REQUEST: Tell how many lines include the string "中子数为". Answer with a single number.
[START GIVEN RECORDS]
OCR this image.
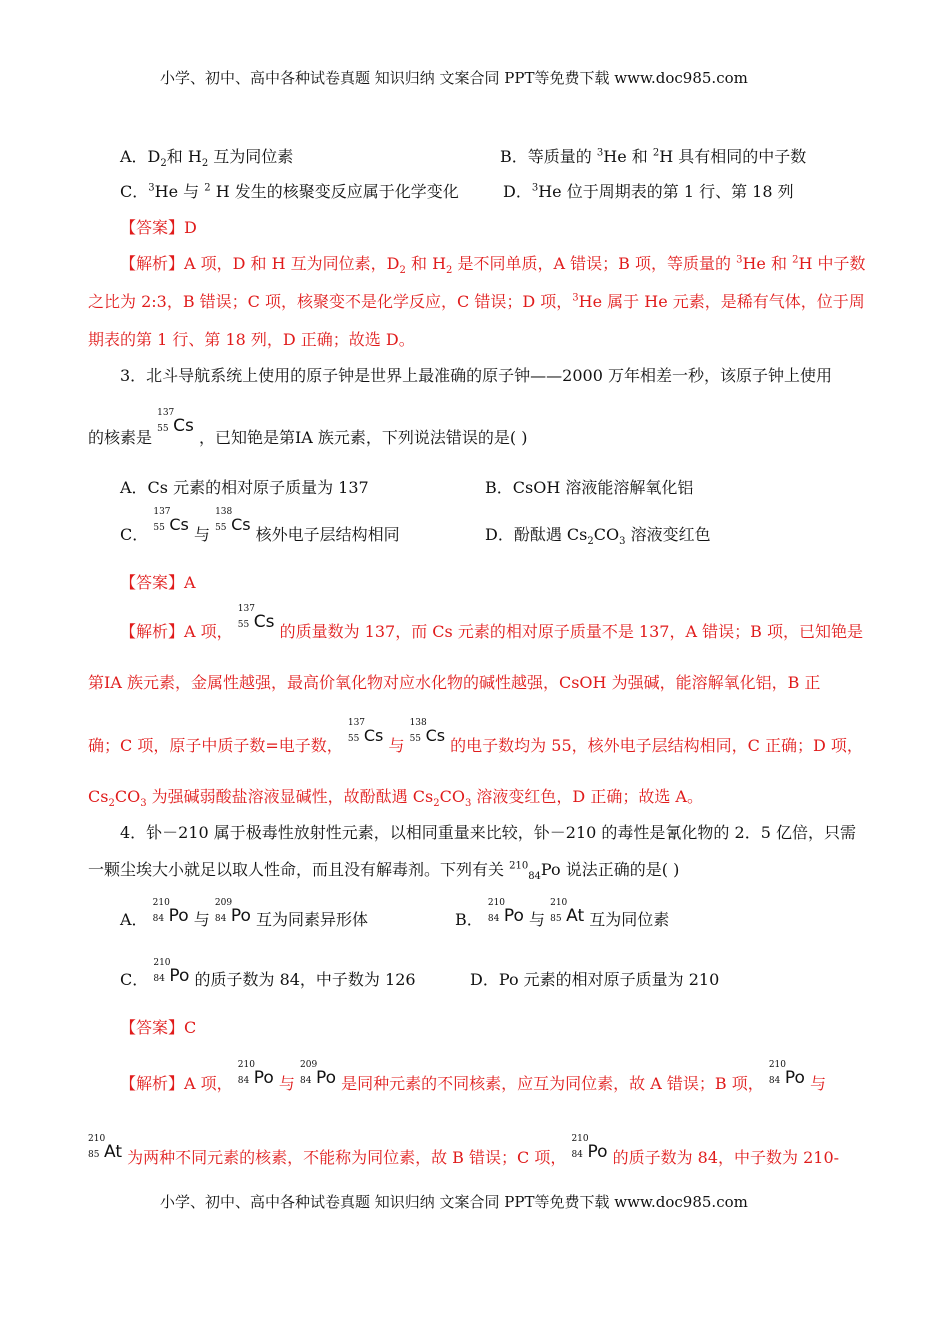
小学、初中、高中各种试卷真题 知识归纳 文案合同 PPT等免费下载 www.doc985.com
A．$D_2$和 $H_2$ 互为同位素	B．等质量的 $^3$He 和 $^2$H 具有相同的中子数
C．$^3$He 与 $^2$ H 发生的核聚变反应属于化学变化	D．$^3$He 位于周期表的第 1 行、第 18 列
【答案】D
【解析】A 项，D 和 H 互为同位素，$D_2$ 和 $H_2$ 是不同单质，A 错误；B 项，等质量的 $^3$He 和 $^2$H 中子数
之比为 2:3，B 错误；C 项，核聚变不是化学反应，C 错误；D 项，$^3$He 属于 He 元素，是稀有气体，位于周
期表的第 1 行、第 18 列，D 正确；故选 D。
3．北斗导航系统上使用的原子钟是世界上最准确的原子钟——2000 万年相差一秒，该原子钟上使用
的核素是
137
55 Cs ，已知铯是第ⅠA 族元素，下列说法错误的是( )
A．Cs 元素的相对原子质量为 137	B．CsOH 溶液能溶解氧化铝
C．
137
55 Cs 与
138
55 Cs 核外电子层结构相同	D．酚酞遇 $Cs_2CO_3$ 溶液变红色
【答案】A
【解析】A 项，
137
55 Cs 的质量数为 137，而 Cs 元素的相对原子质量不是 137，A 错误；B 项，已知铯是
第ⅠA 族元素，金属性越强，最高价氧化物对应水化物的碱性越强，CsOH 为强碱，能溶解氧化铝，B 正
确；C 项，原子中质子数=电子数，
137
55 Cs 与
138
55 Cs 的电子数均为 55，核外电子层结构相同，C 正确；D 项，
$Cs_2CO_3$ 为强碱弱酸盐溶液显碱性，故酚酞遇 $Cs_2CO_3$ 溶液变红色，D 正确；故选 A。
4．钋－210 属于极毒性放射性元素，以相同重量来比较，钋－210 的毒性是氰化物的 2．5 亿倍，只需
一颗尘埃大小就足以取人性命，而且没有解毒剂。下列有关 $^{210}_{84}$Po 说法正确的是( )
A．
210
84 Po 与
209
84 Po 互为同素异形体	B．
210
84 Po 与
210
85 At 互为同位素
C．
210
84 Po 的质子数为 84，中子数为 126	D．Po 元素的相对原子质量为 210
【答案】C
【解析】A 项，
210
84 Po 与
209
84 Po 是同种元素的不同核素，应互为同位素，故 A 错误；B 项，
210
84 Po 与
210
85 At 为两种不同元素的核素，不能称为同位素，故 B 错误；C 项，
210
84 Po 的质子数为 84，中子数为 210-
小学、初中、高中各种试卷真题 知识归纳 文案合同 PPT等免费下载 www.doc985.com
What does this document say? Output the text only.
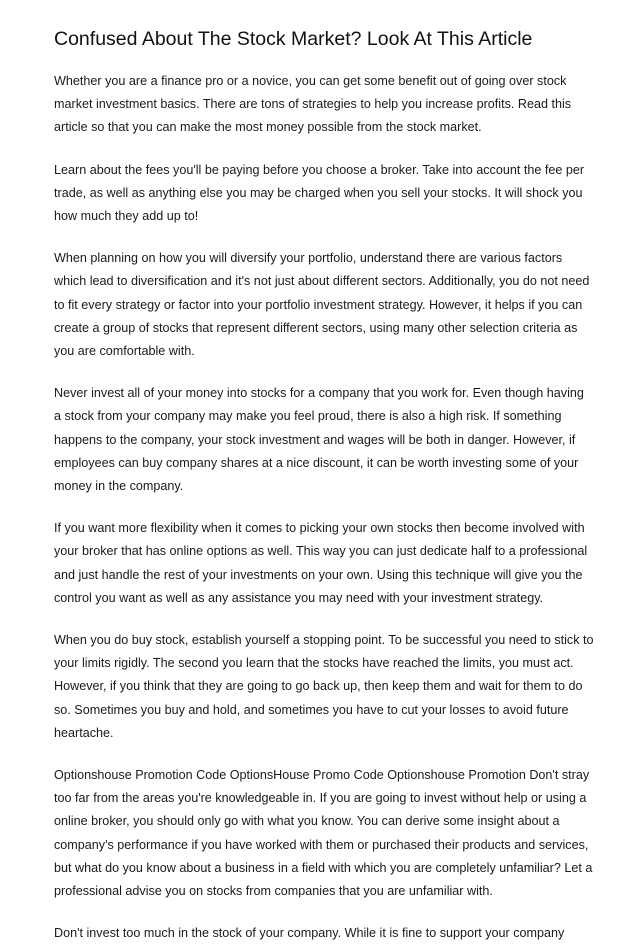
Confused About The Stock Market? Look At This Article

Whether you are a finance pro or a novice, you can get some benefit out of going over stock market investment basics. There are tons of strategies to help you increase profits. Read this article so that you can make the most money possible from the stock market.

Learn about the fees you'll be paying before you choose a broker. Take into account the fee per trade, as well as anything else you may be charged when you sell your stocks. It will shock you how much they add up to!

When planning on how you will diversify your portfolio, understand there are various factors which lead to diversification and it's not just about different sectors. Additionally, you do not need to fit every strategy or factor into your portfolio investment strategy. However, it helps if you can create a group of stocks that represent different sectors, using many other selection criteria as you are comfortable with.

Never invest all of your money into stocks for a company that you work for. Even though having a stock from your company may make you feel proud, there is also a high risk. If something happens to the company, your stock investment and wages will be both in danger. However, if employees can buy company shares at a nice discount, it can be worth investing some of your money in the company.

If you want more flexibility when it comes to picking your own stocks then become involved with your broker that has online options as well. This way you can just dedicate half to a professional and just handle the rest of your investments on your own. Using this technique will give you the control you want as well as any assistance you may need with your investment strategy.

When you do buy stock, establish yourself a stopping point. To be successful you need to stick to your limits rigidly. The second you learn that the stocks have reached the limits, you must act. However, if you think that they are going to go back up, then keep them and wait for them to do so. Sometimes you buy and hold, and sometimes you have to cut your losses to avoid future heartache.

Optionshouse Promotion Code OptionsHouse Promo Code Optionshouse Promotion Don't stray too far from the areas you're knowledgeable in. If you are going to invest without help or using a online broker, you should only go with what you know. You can derive some insight about a company's performance if you have worked with them or purchased their products and services, but what do you know about a business in a field with which you are completely unfamiliar? Let a professional advise you on stocks from companies that you are unfamiliar with.

Don't invest too much in the stock of your company. While it is fine to support your company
[END GIVEN RECORDS]
THE OUTPUT: 2